[Collected data entries]
■ ■ ■ ■ ■

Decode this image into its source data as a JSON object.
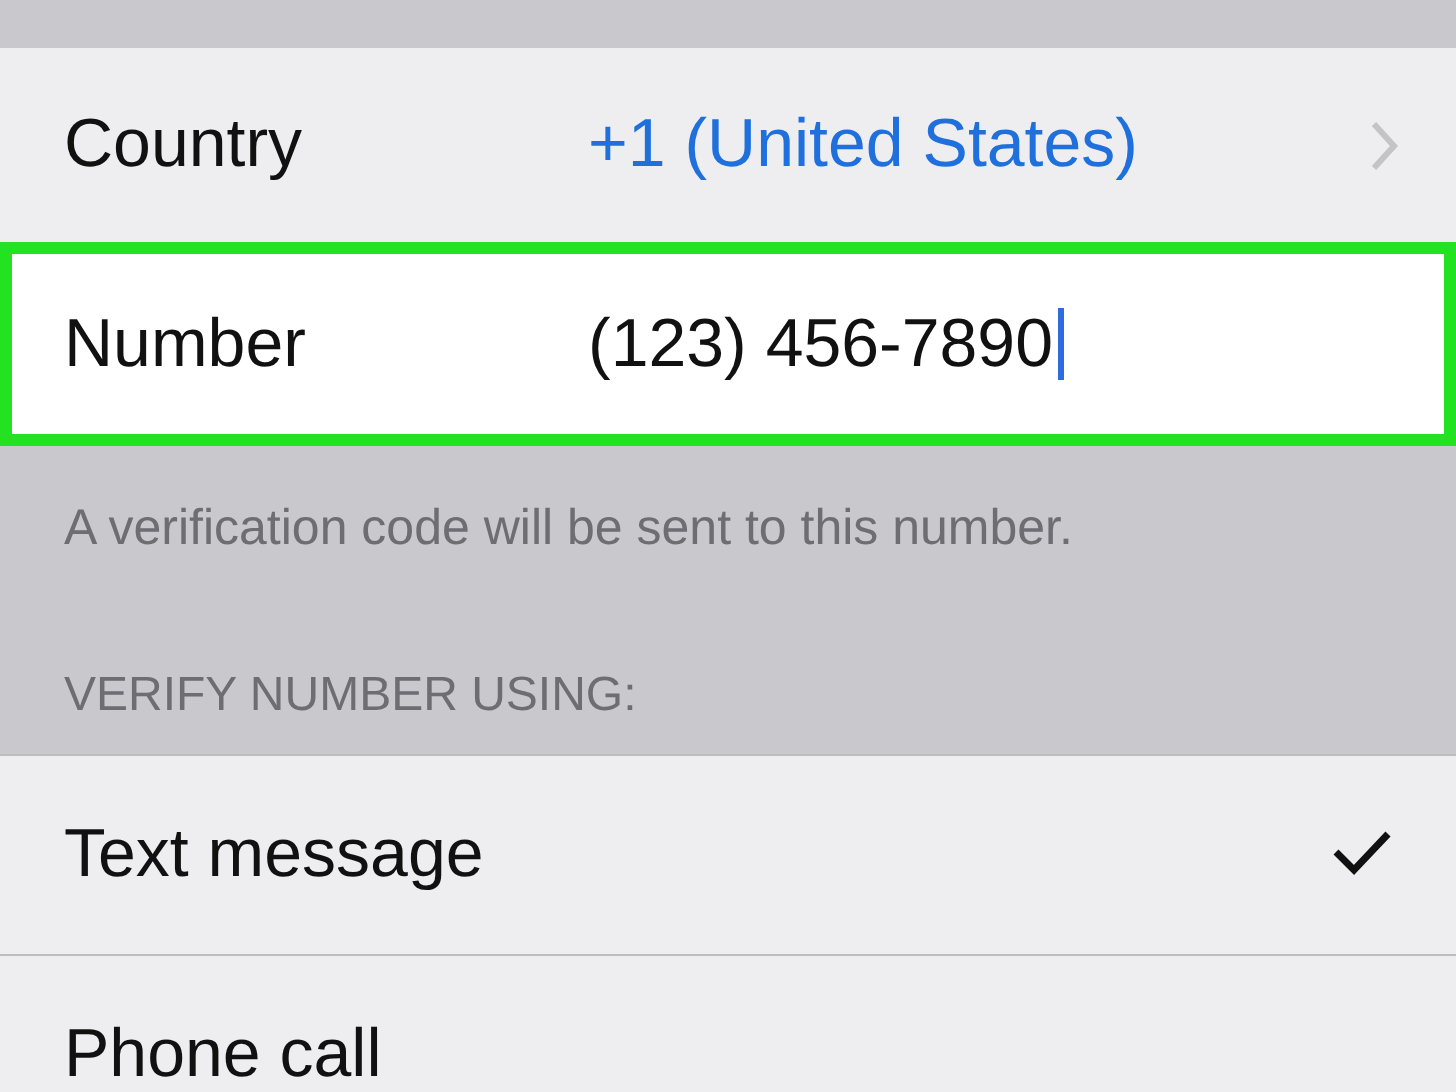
{
  "country_row": {
    "label": "Country",
    "value": "+1 (United States)"
  },
  "number_row": {
    "label": "Number",
    "value": "(123) 456-7890",
    "focused": true,
    "highlighted": true
  },
  "footer_note": "A verification code will be sent to this number.",
  "section_header": "VERIFY NUMBER USING:",
  "verify_options": [
    {
      "label": "Text message",
      "selected": true
    },
    {
      "label": "Phone call",
      "selected": false
    }
  ]
}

■ ■ ■ ■ ■

**What the task requires**
Using the material above, set down every line exactly, but skip the pictures.

**Full solution**
Decode this image into its source data as a JSON object.
{
  "country_row": {
    "label": "Country",
    "value": "+1 (United States)"
  },
  "number_row": {
    "label": "Number",
    "value": "(123) 456-7890",
    "focused": true,
    "highlighted": true
  },
  "footer_note": "A verification code will be sent to this number.",
  "section_header": "VERIFY NUMBER USING:",
  "verify_options": [
    {
      "label": "Text message",
      "selected": true
    },
    {
      "label": "Phone call",
      "selected": false
    }
  ]
}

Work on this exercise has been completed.